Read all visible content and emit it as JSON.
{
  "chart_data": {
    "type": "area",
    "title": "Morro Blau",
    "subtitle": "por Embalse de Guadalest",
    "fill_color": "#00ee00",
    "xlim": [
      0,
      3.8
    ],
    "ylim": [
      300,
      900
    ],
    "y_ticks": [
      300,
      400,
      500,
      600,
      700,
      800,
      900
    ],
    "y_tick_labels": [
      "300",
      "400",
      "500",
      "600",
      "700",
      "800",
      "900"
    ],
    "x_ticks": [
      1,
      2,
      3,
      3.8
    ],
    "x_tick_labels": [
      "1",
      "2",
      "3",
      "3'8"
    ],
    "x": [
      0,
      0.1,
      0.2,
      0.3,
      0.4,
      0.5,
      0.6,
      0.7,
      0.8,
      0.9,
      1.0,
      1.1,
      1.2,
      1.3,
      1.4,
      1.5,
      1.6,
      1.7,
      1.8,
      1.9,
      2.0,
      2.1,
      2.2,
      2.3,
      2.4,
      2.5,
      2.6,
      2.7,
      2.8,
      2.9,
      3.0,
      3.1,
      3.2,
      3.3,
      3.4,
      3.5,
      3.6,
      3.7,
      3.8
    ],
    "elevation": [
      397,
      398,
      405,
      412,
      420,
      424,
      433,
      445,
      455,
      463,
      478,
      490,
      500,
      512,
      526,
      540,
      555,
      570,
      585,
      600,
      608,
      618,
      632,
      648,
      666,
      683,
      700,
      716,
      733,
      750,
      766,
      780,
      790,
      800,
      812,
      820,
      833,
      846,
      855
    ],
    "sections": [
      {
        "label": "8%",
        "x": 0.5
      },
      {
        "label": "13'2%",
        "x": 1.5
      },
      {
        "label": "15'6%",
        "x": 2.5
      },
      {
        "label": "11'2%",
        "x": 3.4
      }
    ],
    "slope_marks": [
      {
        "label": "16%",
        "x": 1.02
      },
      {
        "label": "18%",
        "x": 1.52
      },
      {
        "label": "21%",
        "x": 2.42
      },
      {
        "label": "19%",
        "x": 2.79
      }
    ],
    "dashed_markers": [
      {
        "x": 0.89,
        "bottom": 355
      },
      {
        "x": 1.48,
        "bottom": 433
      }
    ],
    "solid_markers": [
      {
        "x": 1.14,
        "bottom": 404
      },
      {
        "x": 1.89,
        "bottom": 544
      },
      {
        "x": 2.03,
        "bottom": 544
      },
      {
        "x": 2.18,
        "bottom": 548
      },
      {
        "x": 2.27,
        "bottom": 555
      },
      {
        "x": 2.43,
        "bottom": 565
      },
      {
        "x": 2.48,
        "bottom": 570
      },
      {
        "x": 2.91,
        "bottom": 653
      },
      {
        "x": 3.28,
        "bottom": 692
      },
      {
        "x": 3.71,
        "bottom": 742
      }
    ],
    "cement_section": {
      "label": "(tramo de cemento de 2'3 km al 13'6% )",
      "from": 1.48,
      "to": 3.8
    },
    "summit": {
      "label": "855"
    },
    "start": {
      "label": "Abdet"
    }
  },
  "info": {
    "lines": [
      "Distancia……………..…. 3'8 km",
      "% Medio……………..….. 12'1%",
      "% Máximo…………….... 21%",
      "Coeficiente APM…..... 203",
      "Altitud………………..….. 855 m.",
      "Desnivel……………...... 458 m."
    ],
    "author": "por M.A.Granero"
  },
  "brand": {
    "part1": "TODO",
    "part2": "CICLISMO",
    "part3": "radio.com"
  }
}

## Exercise instructions
All of the entries above must be quoted exactly.

## Solution to this exercise
Read all visible content and emit it as JSON.
{
  "chart_data": {
    "type": "area",
    "title": "Morro Blau",
    "subtitle": "por Embalse de Guadalest",
    "fill_color": "#00ee00",
    "xlim": [
      0,
      3.8
    ],
    "ylim": [
      300,
      900
    ],
    "y_ticks": [
      300,
      400,
      500,
      600,
      700,
      800,
      900
    ],
    "y_tick_labels": [
      "300",
      "400",
      "500",
      "600",
      "700",
      "800",
      "900"
    ],
    "x_ticks": [
      1,
      2,
      3,
      3.8
    ],
    "x_tick_labels": [
      "1",
      "2",
      "3",
      "3'8"
    ],
    "x": [
      0,
      0.1,
      0.2,
      0.3,
      0.4,
      0.5,
      0.6,
      0.7,
      0.8,
      0.9,
      1.0,
      1.1,
      1.2,
      1.3,
      1.4,
      1.5,
      1.6,
      1.7,
      1.8,
      1.9,
      2.0,
      2.1,
      2.2,
      2.3,
      2.4,
      2.5,
      2.6,
      2.7,
      2.8,
      2.9,
      3.0,
      3.1,
      3.2,
      3.3,
      3.4,
      3.5,
      3.6,
      3.7,
      3.8
    ],
    "elevation": [
      397,
      398,
      405,
      412,
      420,
      424,
      433,
      445,
      455,
      463,
      478,
      490,
      500,
      512,
      526,
      540,
      555,
      570,
      585,
      600,
      608,
      618,
      632,
      648,
      666,
      683,
      700,
      716,
      733,
      750,
      766,
      780,
      790,
      800,
      812,
      820,
      833,
      846,
      855
    ],
    "sections": [
      {
        "label": "8%",
        "x": 0.5
      },
      {
        "label": "13'2%",
        "x": 1.5
      },
      {
        "label": "15'6%",
        "x": 2.5
      },
      {
        "label": "11'2%",
        "x": 3.4
      }
    ],
    "slope_marks": [
      {
        "label": "16%",
        "x": 1.02
      },
      {
        "label": "18%",
        "x": 1.52
      },
      {
        "label": "21%",
        "x": 2.42
      },
      {
        "label": "19%",
        "x": 2.79
      }
    ],
    "dashed_markers": [
      {
        "x": 0.89,
        "bottom": 355
      },
      {
        "x": 1.48,
        "bottom": 433
      }
    ],
    "solid_markers": [
      {
        "x": 1.14,
        "bottom": 404
      },
      {
        "x": 1.89,
        "bottom": 544
      },
      {
        "x": 2.03,
        "bottom": 544
      },
      {
        "x": 2.18,
        "bottom": 548
      },
      {
        "x": 2.27,
        "bottom": 555
      },
      {
        "x": 2.43,
        "bottom": 565
      },
      {
        "x": 2.48,
        "bottom": 570
      },
      {
        "x": 2.91,
        "bottom": 653
      },
      {
        "x": 3.28,
        "bottom": 692
      },
      {
        "x": 3.71,
        "bottom": 742
      }
    ],
    "cement_section": {
      "label": "(tramo de cemento de 2'3 km al 13'6% )",
      "from": 1.48,
      "to": 3.8
    },
    "summit": {
      "label": "855"
    },
    "start": {
      "label": "Abdet"
    }
  },
  "info": {
    "lines": [
      "Distancia……………..…. 3'8 km",
      "% Medio……………..….. 12'1%",
      "% Máximo…………….... 21%",
      "Coeficiente APM…..... 203",
      "Altitud………………..….. 855 m.",
      "Desnivel……………...... 458 m."
    ],
    "author": "por M.A.Granero"
  },
  "brand": {
    "part1": "TODO",
    "part2": "CICLISMO",
    "part3": "radio.com"
  }
}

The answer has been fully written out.